--- Begin ---

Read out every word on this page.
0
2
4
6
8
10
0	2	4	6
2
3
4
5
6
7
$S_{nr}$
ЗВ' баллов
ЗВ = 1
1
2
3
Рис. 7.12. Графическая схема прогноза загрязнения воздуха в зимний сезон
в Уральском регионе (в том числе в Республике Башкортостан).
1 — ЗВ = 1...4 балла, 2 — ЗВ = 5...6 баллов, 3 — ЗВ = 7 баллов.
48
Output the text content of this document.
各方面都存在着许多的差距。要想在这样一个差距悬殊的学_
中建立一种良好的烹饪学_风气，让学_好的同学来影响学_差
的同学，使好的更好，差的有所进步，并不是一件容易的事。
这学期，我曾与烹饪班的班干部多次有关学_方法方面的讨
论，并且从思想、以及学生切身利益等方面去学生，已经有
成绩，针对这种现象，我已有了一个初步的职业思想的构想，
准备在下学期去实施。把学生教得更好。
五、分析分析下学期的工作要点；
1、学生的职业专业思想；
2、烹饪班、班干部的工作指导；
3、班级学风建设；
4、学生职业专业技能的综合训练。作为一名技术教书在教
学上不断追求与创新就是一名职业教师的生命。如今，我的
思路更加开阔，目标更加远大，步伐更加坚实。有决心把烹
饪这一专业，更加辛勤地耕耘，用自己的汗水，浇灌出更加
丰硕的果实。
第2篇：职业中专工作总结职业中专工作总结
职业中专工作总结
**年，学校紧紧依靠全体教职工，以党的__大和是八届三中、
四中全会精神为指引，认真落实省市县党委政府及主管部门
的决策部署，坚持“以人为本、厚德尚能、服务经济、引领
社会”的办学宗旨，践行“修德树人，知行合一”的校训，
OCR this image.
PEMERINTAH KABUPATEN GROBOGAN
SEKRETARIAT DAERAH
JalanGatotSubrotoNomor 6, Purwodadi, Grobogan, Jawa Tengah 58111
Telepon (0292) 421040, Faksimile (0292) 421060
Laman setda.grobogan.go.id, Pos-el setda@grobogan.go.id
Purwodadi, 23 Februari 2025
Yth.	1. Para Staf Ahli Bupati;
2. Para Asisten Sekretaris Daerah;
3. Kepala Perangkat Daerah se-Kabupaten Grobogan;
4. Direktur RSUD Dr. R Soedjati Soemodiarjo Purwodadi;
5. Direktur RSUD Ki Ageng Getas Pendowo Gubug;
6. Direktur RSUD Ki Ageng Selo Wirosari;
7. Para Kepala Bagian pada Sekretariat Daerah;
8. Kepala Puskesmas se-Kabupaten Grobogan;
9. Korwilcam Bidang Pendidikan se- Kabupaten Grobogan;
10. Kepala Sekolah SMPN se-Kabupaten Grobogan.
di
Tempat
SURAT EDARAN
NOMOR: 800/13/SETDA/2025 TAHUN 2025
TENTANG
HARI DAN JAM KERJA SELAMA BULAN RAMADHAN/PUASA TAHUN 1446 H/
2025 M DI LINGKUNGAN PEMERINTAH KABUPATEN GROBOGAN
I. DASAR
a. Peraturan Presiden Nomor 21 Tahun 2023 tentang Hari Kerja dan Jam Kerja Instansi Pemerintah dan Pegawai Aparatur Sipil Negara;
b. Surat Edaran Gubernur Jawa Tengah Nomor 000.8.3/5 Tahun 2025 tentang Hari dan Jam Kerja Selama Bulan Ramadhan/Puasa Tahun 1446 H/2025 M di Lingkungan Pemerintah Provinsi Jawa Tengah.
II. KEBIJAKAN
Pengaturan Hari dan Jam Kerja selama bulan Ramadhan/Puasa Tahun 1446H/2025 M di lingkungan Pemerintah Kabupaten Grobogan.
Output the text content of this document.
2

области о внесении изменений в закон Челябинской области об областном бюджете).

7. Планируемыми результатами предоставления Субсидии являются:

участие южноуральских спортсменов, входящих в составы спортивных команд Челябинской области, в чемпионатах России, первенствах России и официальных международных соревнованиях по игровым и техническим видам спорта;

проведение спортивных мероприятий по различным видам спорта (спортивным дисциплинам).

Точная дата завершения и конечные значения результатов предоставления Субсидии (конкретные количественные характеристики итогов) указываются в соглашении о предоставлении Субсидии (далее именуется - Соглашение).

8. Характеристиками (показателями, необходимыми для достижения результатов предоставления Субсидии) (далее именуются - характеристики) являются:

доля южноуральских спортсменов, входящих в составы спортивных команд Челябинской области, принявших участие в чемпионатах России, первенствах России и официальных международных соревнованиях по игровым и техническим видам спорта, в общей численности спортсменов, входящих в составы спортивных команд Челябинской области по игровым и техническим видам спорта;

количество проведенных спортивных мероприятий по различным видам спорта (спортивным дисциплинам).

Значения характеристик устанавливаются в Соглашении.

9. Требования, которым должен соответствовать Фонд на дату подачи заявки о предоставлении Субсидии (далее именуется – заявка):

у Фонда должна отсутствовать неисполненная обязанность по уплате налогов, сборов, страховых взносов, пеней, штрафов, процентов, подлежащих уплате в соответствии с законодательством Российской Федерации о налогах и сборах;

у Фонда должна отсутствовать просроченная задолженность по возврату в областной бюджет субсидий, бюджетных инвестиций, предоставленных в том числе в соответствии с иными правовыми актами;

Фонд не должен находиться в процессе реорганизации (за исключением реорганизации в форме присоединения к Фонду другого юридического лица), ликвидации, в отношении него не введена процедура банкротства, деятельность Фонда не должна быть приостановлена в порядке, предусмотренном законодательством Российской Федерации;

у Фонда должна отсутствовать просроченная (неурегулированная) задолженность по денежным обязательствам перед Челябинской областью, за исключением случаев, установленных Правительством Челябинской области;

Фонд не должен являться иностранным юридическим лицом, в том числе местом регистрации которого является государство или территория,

--- End ---

WHAT THIS TASK INVOLVES:
Output the listing above without altering a single character.

RESPONSE TO THE TASK:
Read out every word on this page.
0
2
4
6
8
10
0	2	4	6
2
3
4
5
6
7
$S_{nr}$
ЗВ' баллов
ЗВ = 1
1
2
3
Рис. 7.12. Графическая схема прогноза загрязнения воздуха в зимний сезон
в Уральском регионе (в том числе в Республике Башкортостан).
1 — ЗВ = 1...4 балла, 2 — ЗВ = 5...6 баллов, 3 — ЗВ = 7 баллов.
48
Output the text content of this document.
各方面都存在着许多的差距。要想在这样一个差距悬殊的学_
中建立一种良好的烹饪学_风气，让学_好的同学来影响学_差
的同学，使好的更好，差的有所进步，并不是一件容易的事。
这学期，我曾与烹饪班的班干部多次有关学_方法方面的讨
论，并且从思想、以及学生切身利益等方面去学生，已经有
成绩，针对这种现象，我已有了一个初步的职业思想的构想，
准备在下学期去实施。把学生教得更好。
五、分析分析下学期的工作要点；
1、学生的职业专业思想；
2、烹饪班、班干部的工作指导；
3、班级学风建设；
4、学生职业专业技能的综合训练。作为一名技术教书在教
学上不断追求与创新就是一名职业教师的生命。如今，我的
思路更加开阔，目标更加远大，步伐更加坚实。有决心把烹
饪这一专业，更加辛勤地耕耘，用自己的汗水，浇灌出更加
丰硕的果实。
第2篇：职业中专工作总结职业中专工作总结
职业中专工作总结
**年，学校紧紧依靠全体教职工，以党的__大和是八届三中、
四中全会精神为指引，认真落实省市县党委政府及主管部门
的决策部署，坚持“以人为本、厚德尚能、服务经济、引领
社会”的办学宗旨，践行“修德树人，知行合一”的校训，
OCR this image.
PEMERINTAH KABUPATEN GROBOGAN
SEKRETARIAT DAERAH
JalanGatotSubrotoNomor 6, Purwodadi, Grobogan, Jawa Tengah 58111
Telepon (0292) 421040, Faksimile (0292) 421060
Laman setda.grobogan.go.id, Pos-el setda@grobogan.go.id
Purwodadi, 23 Februari 2025
Yth.	1. Para Staf Ahli Bupati;
2. Para Asisten Sekretaris Daerah;
3. Kepala Perangkat Daerah se-Kabupaten Grobogan;
4. Direktur RSUD Dr. R Soedjati Soemodiarjo Purwodadi;
5. Direktur RSUD Ki Ageng Getas Pendowo Gubug;
6. Direktur RSUD Ki Ageng Selo Wirosari;
7. Para Kepala Bagian pada Sekretariat Daerah;
8. Kepala Puskesmas se-Kabupaten Grobogan;
9. Korwilcam Bidang Pendidikan se- Kabupaten Grobogan;
10. Kepala Sekolah SMPN se-Kabupaten Grobogan.
di
Tempat
SURAT EDARAN
NOMOR: 800/13/SETDA/2025 TAHUN 2025
TENTANG
HARI DAN JAM KERJA SELAMA BULAN RAMADHAN/PUASA TAHUN 1446 H/
2025 M DI LINGKUNGAN PEMERINTAH KABUPATEN GROBOGAN
I. DASAR
a. Peraturan Presiden Nomor 21 Tahun 2023 tentang Hari Kerja dan Jam Kerja Instansi Pemerintah dan Pegawai Aparatur Sipil Negara;
b. Surat Edaran Gubernur Jawa Tengah Nomor 000.8.3/5 Tahun 2025 tentang Hari dan Jam Kerja Selama Bulan Ramadhan/Puasa Tahun 1446 H/2025 M di Lingkungan Pemerintah Provinsi Jawa Tengah.
II. KEBIJAKAN
Pengaturan Hari dan Jam Kerja selama bulan Ramadhan/Puasa Tahun 1446H/2025 M di lingkungan Pemerintah Kabupaten Grobogan.
Output the text content of this document.
2

области о внесении изменений в закон Челябинской области об областном бюджете).

7. Планируемыми результатами предоставления Субсидии являются:

участие южноуральских спортсменов, входящих в составы спортивных команд Челябинской области, в чемпионатах России, первенствах России и официальных международных соревнованиях по игровым и техническим видам спорта;

проведение спортивных мероприятий по различным видам спорта (спортивным дисциплинам).

Точная дата завершения и конечные значения результатов предоставления Субсидии (конкретные количественные характеристики итогов) указываются в соглашении о предоставлении Субсидии (далее именуется - Соглашение).

8. Характеристиками (показателями, необходимыми для достижения результатов предоставления Субсидии) (далее именуются - характеристики) являются:

доля южноуральских спортсменов, входящих в составы спортивных команд Челябинской области, принявших участие в чемпионатах России, первенствах России и официальных международных соревнованиях по игровым и техническим видам спорта, в общей численности спортсменов, входящих в составы спортивных команд Челябинской области по игровым и техническим видам спорта;

количество проведенных спортивных мероприятий по различным видам спорта (спортивным дисциплинам).

Значения характеристик устанавливаются в Соглашении.

9. Требования, которым должен соответствовать Фонд на дату подачи заявки о предоставлении Субсидии (далее именуется – заявка):

у Фонда должна отсутствовать неисполненная обязанность по уплате налогов, сборов, страховых взносов, пеней, штрафов, процентов, подлежащих уплате в соответствии с законодательством Российской Федерации о налогах и сборах;

у Фонда должна отсутствовать просроченная задолженность по возврату в областной бюджет субсидий, бюджетных инвестиций, предоставленных в том числе в соответствии с иными правовыми актами;

Фонд не должен находиться в процессе реорганизации (за исключением реорганизации в форме присоединения к Фонду другого юридического лица), ликвидации, в отношении него не введена процедура банкротства, деятельность Фонда не должна быть приостановлена в порядке, предусмотренном законодательством Российской Федерации;

у Фонда должна отсутствовать просроченная (неурегулированная) задолженность по денежным обязательствам перед Челябинской областью, за исключением случаев, установленных Правительством Челябинской области;

Фонд не должен являться иностранным юридическим лицом, в том числе местом регистрации которого является государство или территория,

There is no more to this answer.